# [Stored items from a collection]
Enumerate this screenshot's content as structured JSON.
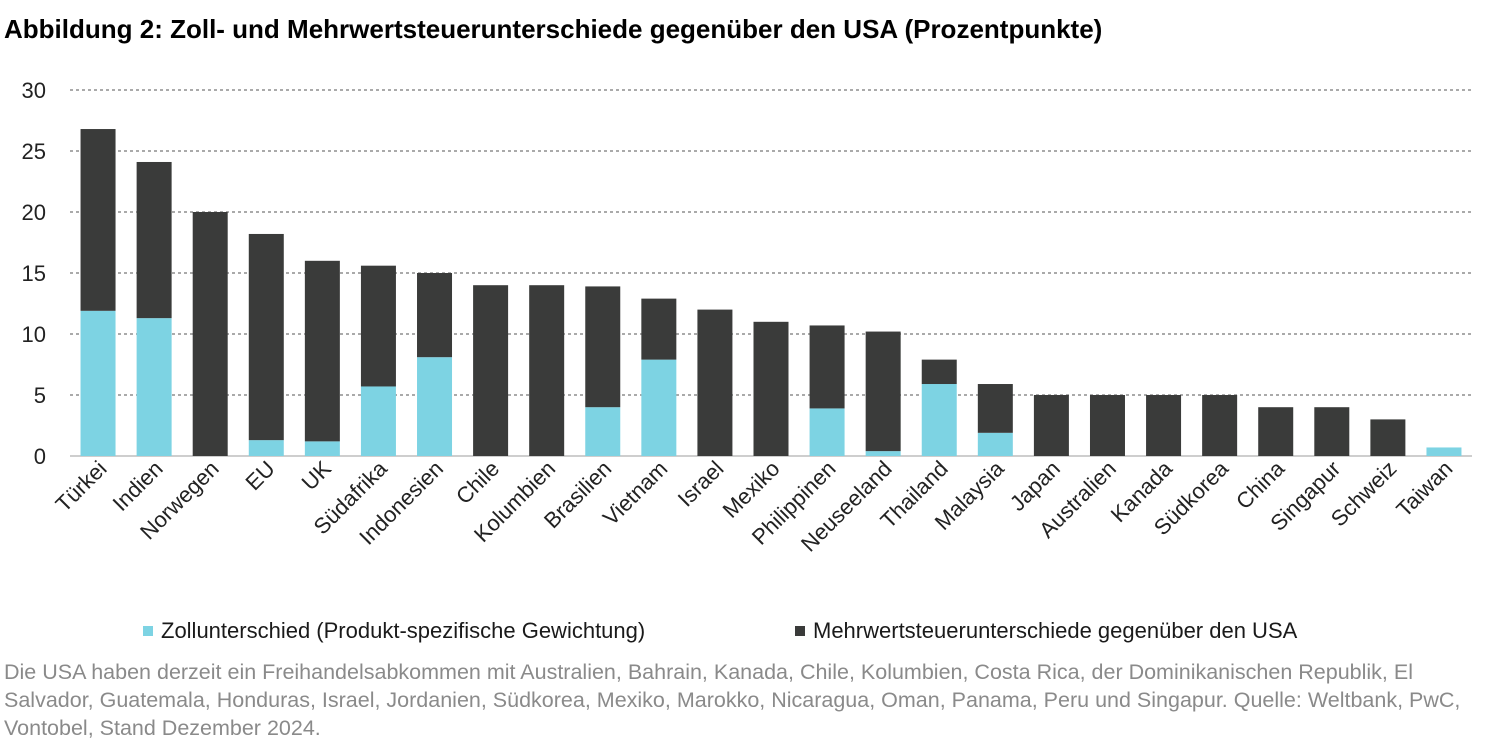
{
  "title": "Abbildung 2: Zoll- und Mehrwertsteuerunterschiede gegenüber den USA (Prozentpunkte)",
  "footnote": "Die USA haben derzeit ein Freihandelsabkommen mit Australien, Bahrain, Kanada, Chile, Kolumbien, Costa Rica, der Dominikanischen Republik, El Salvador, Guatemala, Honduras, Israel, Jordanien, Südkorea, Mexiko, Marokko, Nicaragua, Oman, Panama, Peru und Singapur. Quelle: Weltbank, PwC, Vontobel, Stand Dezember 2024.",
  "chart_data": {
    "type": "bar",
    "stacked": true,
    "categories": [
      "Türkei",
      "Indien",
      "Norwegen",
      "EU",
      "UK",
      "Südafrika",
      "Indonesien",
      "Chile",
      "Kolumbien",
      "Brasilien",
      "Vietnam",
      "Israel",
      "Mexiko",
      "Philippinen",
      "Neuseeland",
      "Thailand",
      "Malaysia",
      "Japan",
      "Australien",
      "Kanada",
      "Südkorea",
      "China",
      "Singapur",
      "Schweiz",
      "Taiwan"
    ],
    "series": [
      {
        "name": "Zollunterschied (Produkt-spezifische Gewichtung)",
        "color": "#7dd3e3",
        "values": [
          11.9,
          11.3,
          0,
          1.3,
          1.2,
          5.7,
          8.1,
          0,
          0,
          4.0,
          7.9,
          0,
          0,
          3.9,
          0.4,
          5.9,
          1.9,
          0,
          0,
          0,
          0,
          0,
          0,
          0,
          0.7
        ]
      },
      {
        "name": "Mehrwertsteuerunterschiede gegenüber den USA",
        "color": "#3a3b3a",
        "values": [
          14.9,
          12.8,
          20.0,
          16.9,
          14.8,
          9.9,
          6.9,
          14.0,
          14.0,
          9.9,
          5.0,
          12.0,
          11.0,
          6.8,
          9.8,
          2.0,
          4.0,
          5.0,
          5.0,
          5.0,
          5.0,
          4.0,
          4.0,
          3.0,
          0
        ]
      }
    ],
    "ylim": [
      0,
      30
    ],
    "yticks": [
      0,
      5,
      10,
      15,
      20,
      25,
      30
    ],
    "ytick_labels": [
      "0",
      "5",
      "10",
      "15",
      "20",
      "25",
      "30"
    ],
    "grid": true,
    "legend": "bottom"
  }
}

# [PROBLEM TO SOLVE]
Leave the pictures out and print the records above exactly as they stand.

# [RESPONSE]
Enumerate this screenshot's content as structured JSON.
{
  "title": "Abbildung 2: Zoll- und Mehrwertsteuerunterschiede gegenüber den USA (Prozentpunkte)",
  "footnote": "Die USA haben derzeit ein Freihandelsabkommen mit Australien, Bahrain, Kanada, Chile, Kolumbien, Costa Rica, der Dominikanischen Republik, El Salvador, Guatemala, Honduras, Israel, Jordanien, Südkorea, Mexiko, Marokko, Nicaragua, Oman, Panama, Peru und Singapur. Quelle: Weltbank, PwC, Vontobel, Stand Dezember 2024.",
  "chart_data": {
    "type": "bar",
    "stacked": true,
    "categories": [
      "Türkei",
      "Indien",
      "Norwegen",
      "EU",
      "UK",
      "Südafrika",
      "Indonesien",
      "Chile",
      "Kolumbien",
      "Brasilien",
      "Vietnam",
      "Israel",
      "Mexiko",
      "Philippinen",
      "Neuseeland",
      "Thailand",
      "Malaysia",
      "Japan",
      "Australien",
      "Kanada",
      "Südkorea",
      "China",
      "Singapur",
      "Schweiz",
      "Taiwan"
    ],
    "series": [
      {
        "name": "Zollunterschied (Produkt-spezifische Gewichtung)",
        "color": "#7dd3e3",
        "values": [
          11.9,
          11.3,
          0,
          1.3,
          1.2,
          5.7,
          8.1,
          0,
          0,
          4.0,
          7.9,
          0,
          0,
          3.9,
          0.4,
          5.9,
          1.9,
          0,
          0,
          0,
          0,
          0,
          0,
          0,
          0.7
        ]
      },
      {
        "name": "Mehrwertsteuerunterschiede gegenüber den USA",
        "color": "#3a3b3a",
        "values": [
          14.9,
          12.8,
          20.0,
          16.9,
          14.8,
          9.9,
          6.9,
          14.0,
          14.0,
          9.9,
          5.0,
          12.0,
          11.0,
          6.8,
          9.8,
          2.0,
          4.0,
          5.0,
          5.0,
          5.0,
          5.0,
          4.0,
          4.0,
          3.0,
          0
        ]
      }
    ],
    "ylim": [
      0,
      30
    ],
    "yticks": [
      0,
      5,
      10,
      15,
      20,
      25,
      30
    ],
    "ytick_labels": [
      "0",
      "5",
      "10",
      "15",
      "20",
      "25",
      "30"
    ],
    "grid": true,
    "legend": "bottom"
  }
}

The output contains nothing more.